EXERCISE DATA:

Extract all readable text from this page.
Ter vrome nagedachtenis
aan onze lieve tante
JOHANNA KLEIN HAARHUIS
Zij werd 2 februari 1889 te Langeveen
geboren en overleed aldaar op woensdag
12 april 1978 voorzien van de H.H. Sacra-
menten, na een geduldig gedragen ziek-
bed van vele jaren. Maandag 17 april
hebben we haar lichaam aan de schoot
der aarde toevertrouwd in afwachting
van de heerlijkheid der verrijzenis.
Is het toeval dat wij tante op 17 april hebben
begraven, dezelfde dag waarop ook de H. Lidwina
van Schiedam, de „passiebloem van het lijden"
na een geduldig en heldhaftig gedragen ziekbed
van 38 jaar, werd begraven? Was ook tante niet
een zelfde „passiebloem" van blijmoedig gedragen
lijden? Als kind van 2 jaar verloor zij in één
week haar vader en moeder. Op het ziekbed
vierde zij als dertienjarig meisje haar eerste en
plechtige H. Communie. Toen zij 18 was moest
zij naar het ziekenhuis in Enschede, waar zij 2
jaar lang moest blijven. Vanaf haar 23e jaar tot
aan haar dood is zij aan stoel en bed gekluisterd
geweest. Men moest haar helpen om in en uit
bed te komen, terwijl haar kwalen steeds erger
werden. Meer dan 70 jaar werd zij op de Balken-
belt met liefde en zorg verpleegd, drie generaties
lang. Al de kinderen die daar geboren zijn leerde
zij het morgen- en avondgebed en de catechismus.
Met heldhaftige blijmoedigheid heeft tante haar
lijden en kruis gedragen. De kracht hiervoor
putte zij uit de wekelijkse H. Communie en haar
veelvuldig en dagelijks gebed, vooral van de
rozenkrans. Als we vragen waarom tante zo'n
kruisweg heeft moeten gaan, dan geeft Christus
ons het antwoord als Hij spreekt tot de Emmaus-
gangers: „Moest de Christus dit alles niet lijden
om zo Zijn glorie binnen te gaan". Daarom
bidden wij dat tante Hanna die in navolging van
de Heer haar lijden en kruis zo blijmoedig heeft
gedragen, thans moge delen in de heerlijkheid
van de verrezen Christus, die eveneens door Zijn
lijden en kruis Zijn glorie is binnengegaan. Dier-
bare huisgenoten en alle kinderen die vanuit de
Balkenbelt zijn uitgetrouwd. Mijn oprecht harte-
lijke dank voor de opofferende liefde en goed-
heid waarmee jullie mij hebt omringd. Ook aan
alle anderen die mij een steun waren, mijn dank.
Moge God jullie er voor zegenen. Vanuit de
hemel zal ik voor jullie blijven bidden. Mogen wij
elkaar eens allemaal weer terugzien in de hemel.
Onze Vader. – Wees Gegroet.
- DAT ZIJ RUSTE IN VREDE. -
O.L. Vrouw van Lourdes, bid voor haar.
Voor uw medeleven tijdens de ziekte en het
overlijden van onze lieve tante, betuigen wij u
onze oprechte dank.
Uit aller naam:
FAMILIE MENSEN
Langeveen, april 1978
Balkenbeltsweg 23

WHAT THIS TASK INVOLVES: Work out how many lines above contain the word "lieve". Give only the number.

ANSWER: 2